Wherever "impact" appears in the records below, copy the line that holds it.

The input Start Marker

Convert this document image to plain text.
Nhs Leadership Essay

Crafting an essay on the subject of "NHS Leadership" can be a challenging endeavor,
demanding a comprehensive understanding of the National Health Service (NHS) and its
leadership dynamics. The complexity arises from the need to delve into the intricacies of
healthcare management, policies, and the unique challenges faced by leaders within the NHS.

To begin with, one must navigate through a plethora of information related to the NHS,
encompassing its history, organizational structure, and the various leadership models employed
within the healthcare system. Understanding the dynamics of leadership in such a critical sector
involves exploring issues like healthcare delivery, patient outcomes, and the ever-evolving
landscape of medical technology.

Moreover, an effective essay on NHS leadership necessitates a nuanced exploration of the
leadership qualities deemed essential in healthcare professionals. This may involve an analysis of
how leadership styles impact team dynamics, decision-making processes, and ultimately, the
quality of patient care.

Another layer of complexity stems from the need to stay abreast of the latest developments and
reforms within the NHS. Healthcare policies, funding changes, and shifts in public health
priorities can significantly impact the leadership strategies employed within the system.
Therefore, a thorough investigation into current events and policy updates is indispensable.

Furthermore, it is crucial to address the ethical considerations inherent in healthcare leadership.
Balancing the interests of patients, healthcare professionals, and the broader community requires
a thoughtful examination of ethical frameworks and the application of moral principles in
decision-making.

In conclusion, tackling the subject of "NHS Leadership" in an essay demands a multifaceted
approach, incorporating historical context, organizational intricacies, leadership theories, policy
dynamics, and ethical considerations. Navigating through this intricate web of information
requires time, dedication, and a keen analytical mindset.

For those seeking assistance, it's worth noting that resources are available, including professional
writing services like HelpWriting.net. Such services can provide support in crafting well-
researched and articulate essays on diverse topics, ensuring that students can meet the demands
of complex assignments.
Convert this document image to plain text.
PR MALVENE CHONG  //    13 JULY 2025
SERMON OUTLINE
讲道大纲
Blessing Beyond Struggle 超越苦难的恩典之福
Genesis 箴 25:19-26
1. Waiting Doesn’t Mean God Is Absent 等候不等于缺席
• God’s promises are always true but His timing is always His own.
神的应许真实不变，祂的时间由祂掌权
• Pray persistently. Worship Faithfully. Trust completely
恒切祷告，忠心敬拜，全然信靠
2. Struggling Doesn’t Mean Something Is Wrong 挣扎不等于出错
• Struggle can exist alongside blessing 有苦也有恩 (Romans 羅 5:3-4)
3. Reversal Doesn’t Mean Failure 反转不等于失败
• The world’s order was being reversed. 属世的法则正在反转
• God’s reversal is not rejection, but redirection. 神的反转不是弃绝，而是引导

The input End Marker

Written solution:
how leadership styles impact team dynamics, decision-making processes, and ultimately, the
priorities can significantly impact the leadership strategies employed within the system.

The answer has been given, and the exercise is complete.